[THE DATA]:
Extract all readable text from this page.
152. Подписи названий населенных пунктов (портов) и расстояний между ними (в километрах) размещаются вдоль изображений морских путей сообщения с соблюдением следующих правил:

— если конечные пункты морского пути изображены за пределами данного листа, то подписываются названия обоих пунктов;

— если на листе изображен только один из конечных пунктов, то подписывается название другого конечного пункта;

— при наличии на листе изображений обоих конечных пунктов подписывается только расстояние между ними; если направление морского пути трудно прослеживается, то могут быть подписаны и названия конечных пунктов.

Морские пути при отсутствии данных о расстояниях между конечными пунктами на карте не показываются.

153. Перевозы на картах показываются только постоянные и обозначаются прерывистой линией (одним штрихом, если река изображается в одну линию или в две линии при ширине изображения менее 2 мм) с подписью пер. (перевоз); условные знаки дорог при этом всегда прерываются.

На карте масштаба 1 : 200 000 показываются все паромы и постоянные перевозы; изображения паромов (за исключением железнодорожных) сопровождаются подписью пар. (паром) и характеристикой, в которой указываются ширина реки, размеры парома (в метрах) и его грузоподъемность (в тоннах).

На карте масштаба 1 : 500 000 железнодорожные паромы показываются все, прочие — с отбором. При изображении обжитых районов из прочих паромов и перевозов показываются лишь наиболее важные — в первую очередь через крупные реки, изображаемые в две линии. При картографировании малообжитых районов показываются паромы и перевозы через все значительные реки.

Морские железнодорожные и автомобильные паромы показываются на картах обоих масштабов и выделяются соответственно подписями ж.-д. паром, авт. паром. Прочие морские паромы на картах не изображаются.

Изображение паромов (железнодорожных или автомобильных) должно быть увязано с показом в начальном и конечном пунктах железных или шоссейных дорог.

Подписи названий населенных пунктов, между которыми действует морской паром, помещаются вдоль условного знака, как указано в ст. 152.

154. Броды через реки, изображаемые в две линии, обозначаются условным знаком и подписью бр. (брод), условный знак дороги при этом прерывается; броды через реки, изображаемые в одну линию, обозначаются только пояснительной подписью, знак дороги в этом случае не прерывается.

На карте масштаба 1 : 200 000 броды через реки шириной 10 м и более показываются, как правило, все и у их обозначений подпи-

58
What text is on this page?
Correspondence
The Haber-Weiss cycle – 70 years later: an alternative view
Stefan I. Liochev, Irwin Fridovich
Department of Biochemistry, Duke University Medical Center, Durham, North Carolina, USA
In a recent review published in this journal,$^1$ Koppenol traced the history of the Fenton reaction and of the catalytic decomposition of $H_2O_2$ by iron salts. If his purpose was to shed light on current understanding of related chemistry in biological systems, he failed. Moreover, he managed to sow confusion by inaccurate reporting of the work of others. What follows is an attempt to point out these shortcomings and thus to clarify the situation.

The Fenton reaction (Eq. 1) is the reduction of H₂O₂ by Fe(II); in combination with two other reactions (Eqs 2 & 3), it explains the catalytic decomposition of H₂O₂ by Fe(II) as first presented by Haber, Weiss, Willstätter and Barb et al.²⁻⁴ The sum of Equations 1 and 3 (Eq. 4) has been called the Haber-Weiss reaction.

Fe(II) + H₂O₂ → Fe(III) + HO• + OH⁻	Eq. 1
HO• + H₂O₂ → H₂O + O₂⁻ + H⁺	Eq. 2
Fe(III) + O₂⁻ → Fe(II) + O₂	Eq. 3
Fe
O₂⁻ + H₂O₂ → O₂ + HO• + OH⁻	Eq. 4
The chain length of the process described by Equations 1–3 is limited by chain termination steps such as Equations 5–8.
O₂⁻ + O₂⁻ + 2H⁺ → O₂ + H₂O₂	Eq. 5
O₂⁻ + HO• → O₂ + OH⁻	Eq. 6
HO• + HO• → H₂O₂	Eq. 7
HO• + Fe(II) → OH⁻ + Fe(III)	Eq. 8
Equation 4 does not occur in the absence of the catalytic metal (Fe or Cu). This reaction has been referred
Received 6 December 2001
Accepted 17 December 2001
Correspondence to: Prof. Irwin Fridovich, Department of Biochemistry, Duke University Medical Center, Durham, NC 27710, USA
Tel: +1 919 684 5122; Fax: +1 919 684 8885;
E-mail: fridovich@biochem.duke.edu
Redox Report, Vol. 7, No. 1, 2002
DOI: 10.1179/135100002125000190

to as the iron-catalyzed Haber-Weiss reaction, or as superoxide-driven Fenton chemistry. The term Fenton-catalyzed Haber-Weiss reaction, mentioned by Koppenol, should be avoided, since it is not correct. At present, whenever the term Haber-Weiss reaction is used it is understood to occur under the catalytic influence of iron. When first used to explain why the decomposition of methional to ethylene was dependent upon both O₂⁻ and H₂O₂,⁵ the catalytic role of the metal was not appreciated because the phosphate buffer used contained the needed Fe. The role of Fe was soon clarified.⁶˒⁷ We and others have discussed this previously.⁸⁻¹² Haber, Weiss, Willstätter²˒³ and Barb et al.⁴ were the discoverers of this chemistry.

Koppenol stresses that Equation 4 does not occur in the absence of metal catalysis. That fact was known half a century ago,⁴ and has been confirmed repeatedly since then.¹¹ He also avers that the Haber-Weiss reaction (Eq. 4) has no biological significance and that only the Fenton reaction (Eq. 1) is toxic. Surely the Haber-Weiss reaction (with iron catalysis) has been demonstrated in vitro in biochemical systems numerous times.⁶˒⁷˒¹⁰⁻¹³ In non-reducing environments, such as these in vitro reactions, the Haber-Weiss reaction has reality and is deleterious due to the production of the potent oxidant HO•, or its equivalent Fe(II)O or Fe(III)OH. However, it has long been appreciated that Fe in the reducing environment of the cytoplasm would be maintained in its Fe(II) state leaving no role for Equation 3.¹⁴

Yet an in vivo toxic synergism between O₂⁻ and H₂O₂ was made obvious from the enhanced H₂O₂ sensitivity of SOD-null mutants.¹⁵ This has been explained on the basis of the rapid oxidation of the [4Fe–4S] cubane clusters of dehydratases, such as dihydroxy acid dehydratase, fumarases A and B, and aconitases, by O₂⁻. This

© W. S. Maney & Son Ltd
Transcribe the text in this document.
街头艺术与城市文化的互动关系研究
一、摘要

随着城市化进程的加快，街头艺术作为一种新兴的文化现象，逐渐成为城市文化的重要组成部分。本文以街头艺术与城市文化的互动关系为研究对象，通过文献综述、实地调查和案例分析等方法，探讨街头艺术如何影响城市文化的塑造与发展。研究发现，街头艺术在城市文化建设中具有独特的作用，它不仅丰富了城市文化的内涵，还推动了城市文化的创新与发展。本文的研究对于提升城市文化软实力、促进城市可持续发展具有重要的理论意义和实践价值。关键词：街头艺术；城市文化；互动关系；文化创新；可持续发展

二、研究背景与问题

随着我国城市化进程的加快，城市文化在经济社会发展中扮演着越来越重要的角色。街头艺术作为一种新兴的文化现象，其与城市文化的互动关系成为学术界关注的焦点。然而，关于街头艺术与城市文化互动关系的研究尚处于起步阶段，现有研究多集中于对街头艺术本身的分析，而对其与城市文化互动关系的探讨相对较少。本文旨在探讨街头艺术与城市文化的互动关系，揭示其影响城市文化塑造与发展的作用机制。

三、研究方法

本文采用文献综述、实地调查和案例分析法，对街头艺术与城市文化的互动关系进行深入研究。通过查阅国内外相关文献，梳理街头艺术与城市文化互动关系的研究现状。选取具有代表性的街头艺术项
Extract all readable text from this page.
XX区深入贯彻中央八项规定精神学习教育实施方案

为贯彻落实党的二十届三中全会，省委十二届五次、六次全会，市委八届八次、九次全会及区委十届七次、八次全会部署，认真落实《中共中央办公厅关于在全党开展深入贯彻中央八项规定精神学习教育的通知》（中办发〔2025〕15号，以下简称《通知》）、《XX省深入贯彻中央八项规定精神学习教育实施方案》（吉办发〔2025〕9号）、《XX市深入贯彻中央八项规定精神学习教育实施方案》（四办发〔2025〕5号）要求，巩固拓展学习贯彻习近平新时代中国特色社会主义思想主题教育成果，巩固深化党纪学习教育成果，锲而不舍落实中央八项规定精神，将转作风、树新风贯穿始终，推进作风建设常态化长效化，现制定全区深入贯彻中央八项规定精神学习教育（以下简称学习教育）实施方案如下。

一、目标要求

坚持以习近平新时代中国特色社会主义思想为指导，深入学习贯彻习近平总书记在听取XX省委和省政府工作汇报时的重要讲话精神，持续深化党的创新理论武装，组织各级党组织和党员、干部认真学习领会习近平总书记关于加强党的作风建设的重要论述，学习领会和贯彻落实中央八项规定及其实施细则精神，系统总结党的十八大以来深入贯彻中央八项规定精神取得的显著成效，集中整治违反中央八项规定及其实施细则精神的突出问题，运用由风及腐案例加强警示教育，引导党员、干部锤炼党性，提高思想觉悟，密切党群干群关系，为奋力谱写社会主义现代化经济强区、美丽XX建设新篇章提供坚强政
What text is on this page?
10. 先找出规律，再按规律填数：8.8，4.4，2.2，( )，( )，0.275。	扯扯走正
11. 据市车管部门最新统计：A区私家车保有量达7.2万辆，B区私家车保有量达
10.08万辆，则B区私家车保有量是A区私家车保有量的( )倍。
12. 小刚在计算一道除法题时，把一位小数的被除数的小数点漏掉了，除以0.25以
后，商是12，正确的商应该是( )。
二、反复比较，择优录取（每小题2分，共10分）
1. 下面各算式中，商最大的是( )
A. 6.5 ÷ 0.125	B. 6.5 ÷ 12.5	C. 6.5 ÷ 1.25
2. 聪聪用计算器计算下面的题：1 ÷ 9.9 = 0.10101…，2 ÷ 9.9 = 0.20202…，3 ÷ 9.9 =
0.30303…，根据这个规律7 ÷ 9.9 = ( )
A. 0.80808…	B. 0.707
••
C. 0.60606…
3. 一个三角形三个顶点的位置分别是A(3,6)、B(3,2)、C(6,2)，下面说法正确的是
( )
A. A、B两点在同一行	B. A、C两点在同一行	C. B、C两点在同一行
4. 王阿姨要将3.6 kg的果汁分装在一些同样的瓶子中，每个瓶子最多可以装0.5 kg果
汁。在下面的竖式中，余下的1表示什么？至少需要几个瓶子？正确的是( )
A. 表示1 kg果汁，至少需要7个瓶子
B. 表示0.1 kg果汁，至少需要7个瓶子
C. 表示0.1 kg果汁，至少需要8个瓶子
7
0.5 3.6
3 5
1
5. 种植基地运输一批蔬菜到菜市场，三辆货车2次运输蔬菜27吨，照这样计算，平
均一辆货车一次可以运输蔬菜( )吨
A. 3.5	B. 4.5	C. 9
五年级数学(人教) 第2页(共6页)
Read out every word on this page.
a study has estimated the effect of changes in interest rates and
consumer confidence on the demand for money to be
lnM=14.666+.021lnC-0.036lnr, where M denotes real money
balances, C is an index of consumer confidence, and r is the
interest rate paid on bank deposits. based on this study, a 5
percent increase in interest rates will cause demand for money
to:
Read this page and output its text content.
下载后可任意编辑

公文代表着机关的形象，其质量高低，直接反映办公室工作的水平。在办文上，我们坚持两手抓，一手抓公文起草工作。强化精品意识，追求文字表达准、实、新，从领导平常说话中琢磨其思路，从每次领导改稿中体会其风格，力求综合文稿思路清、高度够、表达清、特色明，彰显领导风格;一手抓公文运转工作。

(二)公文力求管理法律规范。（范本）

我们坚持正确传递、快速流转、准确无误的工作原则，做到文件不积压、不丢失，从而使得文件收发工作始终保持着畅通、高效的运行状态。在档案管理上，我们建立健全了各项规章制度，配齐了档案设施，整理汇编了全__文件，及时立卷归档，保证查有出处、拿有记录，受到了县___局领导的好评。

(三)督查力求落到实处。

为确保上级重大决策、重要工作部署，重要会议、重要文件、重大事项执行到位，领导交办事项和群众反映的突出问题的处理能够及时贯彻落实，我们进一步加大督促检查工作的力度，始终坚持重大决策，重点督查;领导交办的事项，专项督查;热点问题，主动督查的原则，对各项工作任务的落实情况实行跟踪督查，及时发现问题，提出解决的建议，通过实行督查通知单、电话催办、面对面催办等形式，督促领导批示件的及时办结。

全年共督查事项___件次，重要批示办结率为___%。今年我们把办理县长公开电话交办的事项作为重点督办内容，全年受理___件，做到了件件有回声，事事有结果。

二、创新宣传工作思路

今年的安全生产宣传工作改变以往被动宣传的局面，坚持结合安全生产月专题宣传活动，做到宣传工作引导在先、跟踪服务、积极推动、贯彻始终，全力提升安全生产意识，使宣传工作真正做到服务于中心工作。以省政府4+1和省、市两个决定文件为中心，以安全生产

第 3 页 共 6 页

[GIVEN TASK]:
Locate the word "между" in the entries, and copy every line where it is found.

[FULL OUTPUT]:
152. Подписи названий населенных пунктов (портов) и расстояний между ними (в километрах) размещаются вдоль изображений морских путей сообщения с соблюдением следующих правил:
— при наличии на листе изображений обоих конечных пунктов подписывается только расстояние между ними; если направление морского пути трудно прослеживается, то могут быть подписаны и названия конечных пунктов.
Морские пути при отсутствии данных о расстояниях между конечными пунктами на карте не показываются.
Подписи названий населенных пунктов, между которыми действует морской паром, помещаются вдоль условного знака, как указано в ст. 152.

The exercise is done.